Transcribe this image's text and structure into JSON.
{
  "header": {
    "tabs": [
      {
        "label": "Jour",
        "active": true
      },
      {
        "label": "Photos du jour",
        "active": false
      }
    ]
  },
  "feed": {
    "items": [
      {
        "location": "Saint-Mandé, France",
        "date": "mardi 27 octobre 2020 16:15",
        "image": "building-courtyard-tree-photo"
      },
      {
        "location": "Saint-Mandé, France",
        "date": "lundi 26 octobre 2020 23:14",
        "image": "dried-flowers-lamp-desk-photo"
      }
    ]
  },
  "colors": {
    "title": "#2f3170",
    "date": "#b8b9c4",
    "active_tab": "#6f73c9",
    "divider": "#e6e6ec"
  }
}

= = = = =

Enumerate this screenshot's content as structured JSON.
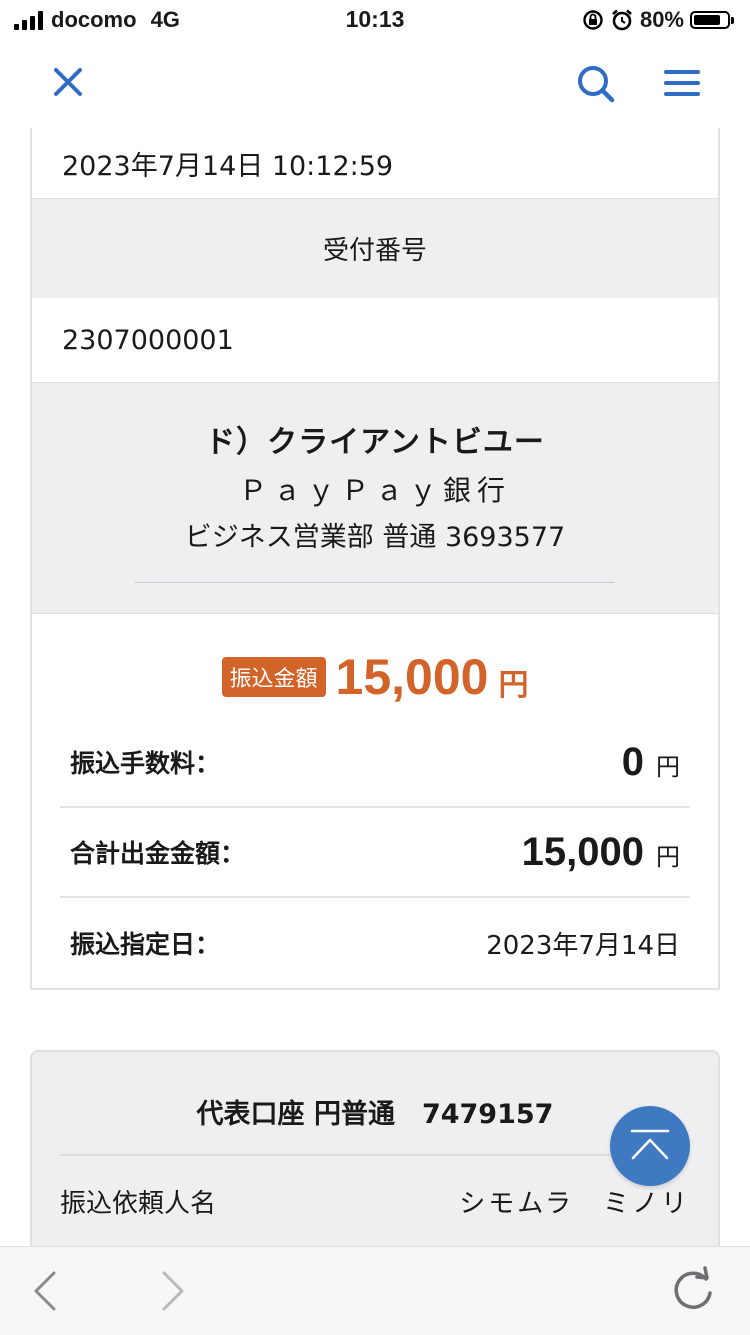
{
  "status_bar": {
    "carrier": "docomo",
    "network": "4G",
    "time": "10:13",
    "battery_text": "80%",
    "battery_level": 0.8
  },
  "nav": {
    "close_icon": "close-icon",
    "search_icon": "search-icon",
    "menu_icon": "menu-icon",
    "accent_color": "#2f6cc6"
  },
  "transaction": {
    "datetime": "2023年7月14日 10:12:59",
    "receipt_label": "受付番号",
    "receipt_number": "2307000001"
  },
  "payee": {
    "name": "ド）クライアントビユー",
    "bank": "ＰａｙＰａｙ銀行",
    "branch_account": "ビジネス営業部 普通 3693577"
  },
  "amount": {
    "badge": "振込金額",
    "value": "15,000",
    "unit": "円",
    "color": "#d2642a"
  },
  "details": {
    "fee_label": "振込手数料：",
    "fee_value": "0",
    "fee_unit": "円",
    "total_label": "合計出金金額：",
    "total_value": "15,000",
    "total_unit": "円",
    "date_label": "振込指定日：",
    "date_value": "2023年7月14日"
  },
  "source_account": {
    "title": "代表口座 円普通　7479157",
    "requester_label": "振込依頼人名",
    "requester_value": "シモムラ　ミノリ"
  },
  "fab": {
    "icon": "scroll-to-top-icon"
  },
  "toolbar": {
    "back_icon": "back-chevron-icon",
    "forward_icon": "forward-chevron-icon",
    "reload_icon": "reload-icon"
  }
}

= = = = =

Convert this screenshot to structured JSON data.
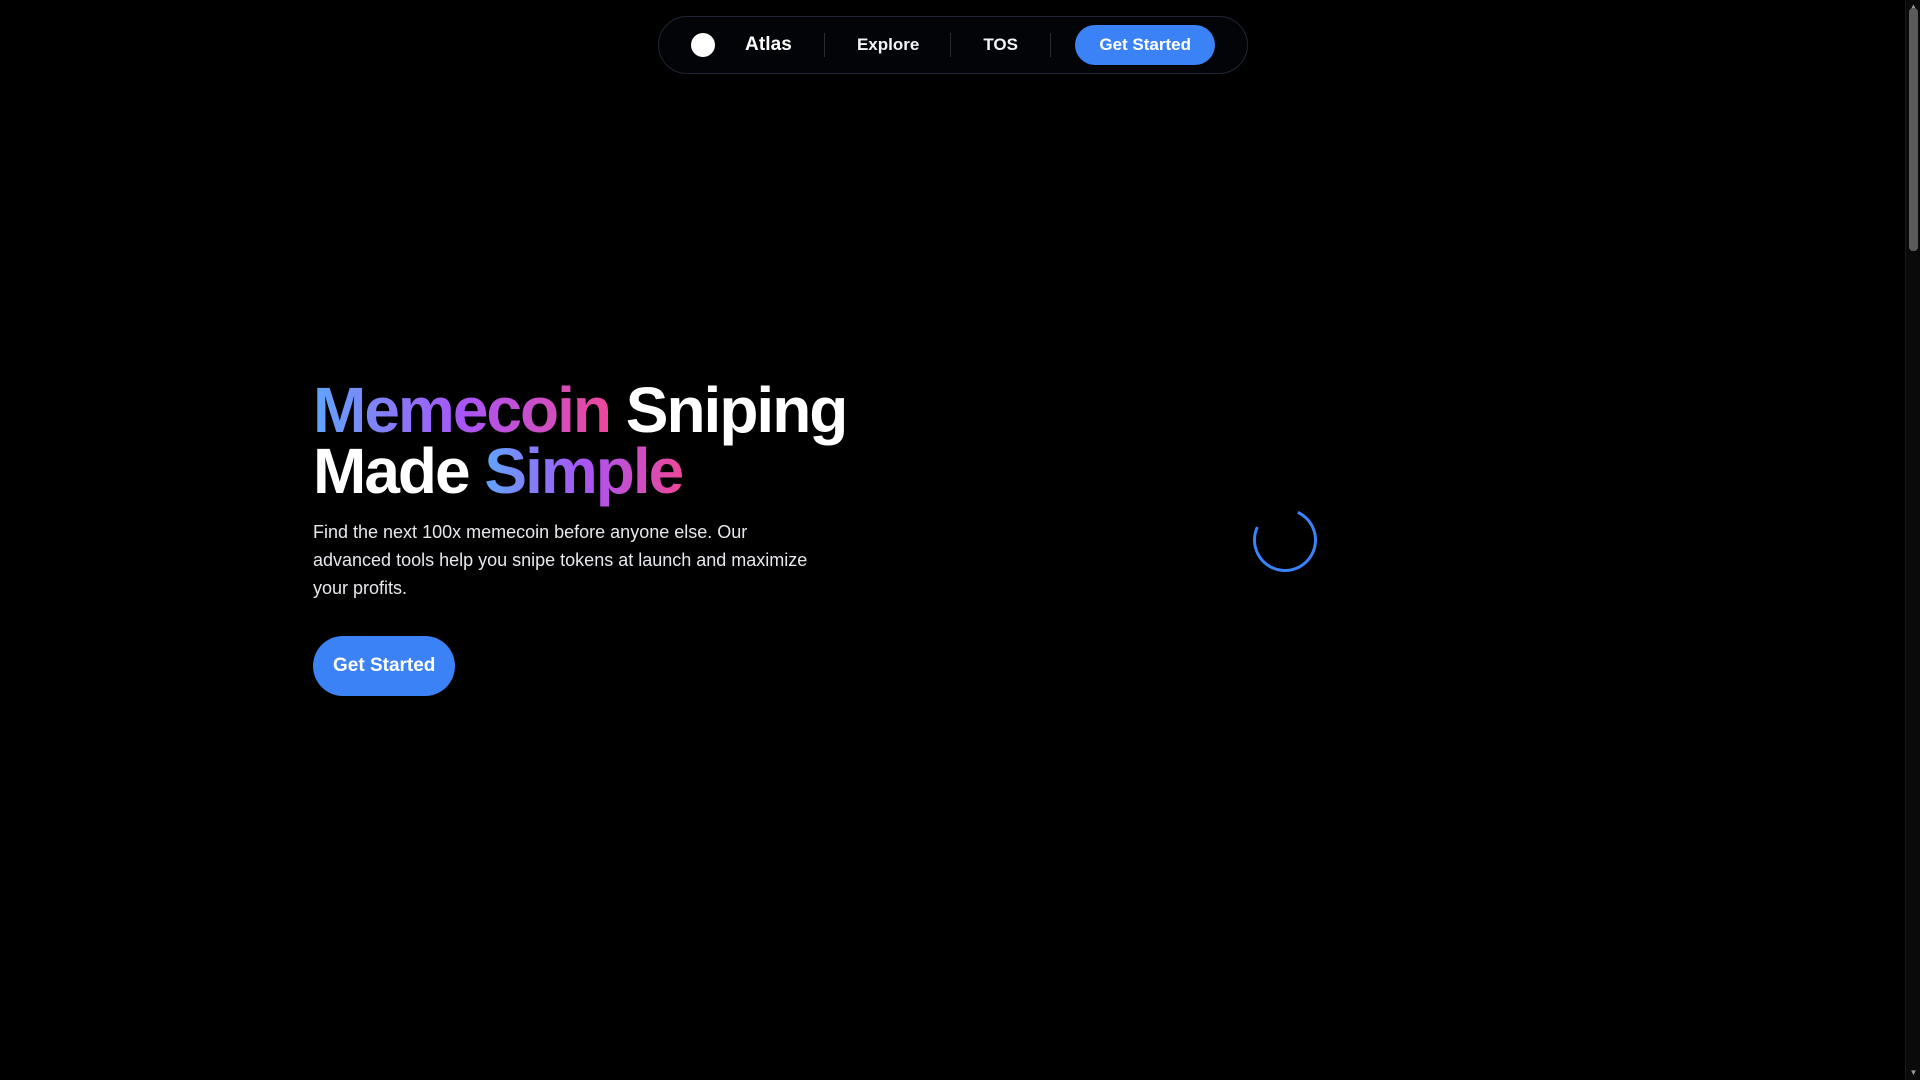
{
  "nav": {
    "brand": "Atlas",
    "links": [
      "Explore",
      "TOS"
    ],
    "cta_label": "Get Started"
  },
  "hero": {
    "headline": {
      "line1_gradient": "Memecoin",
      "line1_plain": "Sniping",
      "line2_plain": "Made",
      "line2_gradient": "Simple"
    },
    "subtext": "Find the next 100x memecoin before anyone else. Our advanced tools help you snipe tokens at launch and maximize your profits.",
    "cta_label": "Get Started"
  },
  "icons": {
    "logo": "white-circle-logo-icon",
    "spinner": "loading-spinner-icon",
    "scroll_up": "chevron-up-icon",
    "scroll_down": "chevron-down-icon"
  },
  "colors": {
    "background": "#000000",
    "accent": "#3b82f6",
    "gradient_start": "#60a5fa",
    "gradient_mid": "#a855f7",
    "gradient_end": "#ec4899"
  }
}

= = = = =

- _Goal_:
Using the listing above, locate the lines that hold "this" and copy each one.

- _Complete answer_:
Transcribe this image's text and structure into JSON.
Enumerate this screenshot's content as structured JSON.
Convert this screenshot to structured JSON data.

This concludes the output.